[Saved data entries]
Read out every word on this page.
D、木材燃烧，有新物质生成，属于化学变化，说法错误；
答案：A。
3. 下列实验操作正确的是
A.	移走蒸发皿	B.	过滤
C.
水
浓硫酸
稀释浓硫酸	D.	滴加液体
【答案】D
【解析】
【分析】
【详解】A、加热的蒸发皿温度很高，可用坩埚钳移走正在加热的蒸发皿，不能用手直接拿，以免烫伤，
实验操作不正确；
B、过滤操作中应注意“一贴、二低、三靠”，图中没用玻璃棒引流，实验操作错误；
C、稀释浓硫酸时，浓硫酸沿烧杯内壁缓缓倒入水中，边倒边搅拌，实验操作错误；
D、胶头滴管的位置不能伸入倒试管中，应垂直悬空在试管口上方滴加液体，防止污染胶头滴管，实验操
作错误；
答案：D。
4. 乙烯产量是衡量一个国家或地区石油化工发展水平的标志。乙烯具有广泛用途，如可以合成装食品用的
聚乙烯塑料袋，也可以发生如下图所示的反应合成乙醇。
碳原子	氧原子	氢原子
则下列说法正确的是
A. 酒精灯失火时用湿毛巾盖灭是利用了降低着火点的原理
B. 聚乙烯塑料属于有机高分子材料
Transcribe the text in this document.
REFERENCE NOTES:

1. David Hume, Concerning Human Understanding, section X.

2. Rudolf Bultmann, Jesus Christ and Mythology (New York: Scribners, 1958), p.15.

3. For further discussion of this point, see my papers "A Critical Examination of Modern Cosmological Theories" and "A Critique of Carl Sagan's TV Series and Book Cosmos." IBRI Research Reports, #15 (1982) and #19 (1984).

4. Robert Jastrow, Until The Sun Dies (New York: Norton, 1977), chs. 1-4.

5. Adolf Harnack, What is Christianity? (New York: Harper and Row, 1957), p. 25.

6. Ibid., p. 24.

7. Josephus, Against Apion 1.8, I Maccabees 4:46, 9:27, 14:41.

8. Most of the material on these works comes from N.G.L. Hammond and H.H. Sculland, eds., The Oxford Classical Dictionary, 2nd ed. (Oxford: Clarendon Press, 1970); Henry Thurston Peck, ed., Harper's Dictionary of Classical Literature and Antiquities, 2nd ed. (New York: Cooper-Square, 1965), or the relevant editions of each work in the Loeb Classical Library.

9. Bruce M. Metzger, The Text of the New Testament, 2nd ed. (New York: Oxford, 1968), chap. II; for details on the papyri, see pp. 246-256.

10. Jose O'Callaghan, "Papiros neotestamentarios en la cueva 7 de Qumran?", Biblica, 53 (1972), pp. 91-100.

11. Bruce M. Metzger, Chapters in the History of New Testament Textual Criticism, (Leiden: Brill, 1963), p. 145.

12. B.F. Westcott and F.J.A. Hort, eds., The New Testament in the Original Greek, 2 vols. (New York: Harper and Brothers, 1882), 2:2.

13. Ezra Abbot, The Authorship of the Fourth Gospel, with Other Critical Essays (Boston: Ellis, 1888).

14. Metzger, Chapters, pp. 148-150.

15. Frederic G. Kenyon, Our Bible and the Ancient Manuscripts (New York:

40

* _Written exercise_
Search the listing above for the string "York". Copy every line that contains it.

* _Full answer_
2. Rudolf Bultmann, Jesus Christ and Mythology (New York: Scribners, 1958), p.15.
4. Robert Jastrow, Until The Sun Dies (New York: Norton, 1977), chs. 1-4.
5. Adolf Harnack, What is Christianity? (New York: Harper and Row, 1957), p. 25.
8. Most of the material on these works comes from N.G.L. Hammond and H.H. Sculland, eds., The Oxford Classical Dictionary, 2nd ed. (Oxford: Clarendon Press, 1970); Henry Thurston Peck, ed., Harper's Dictionary of Classical Literature and Antiquities, 2nd ed. (New York: Cooper-Square, 1965), or the relevant editions of each work in the Loeb Classical Library.
9. Bruce M. Metzger, The Text of the New Testament, 2nd ed. (New York: Oxford, 1968), chap. II; for details on the papyri, see pp. 246-256.
12. B.F. Westcott and F.J.A. Hort, eds., The New Testament in the Original Greek, 2 vols. (New York: Harper and Brothers, 1882), 2:2.
15. Frederic G. Kenyon, Our Bible and the Ancient Manuscripts (New York:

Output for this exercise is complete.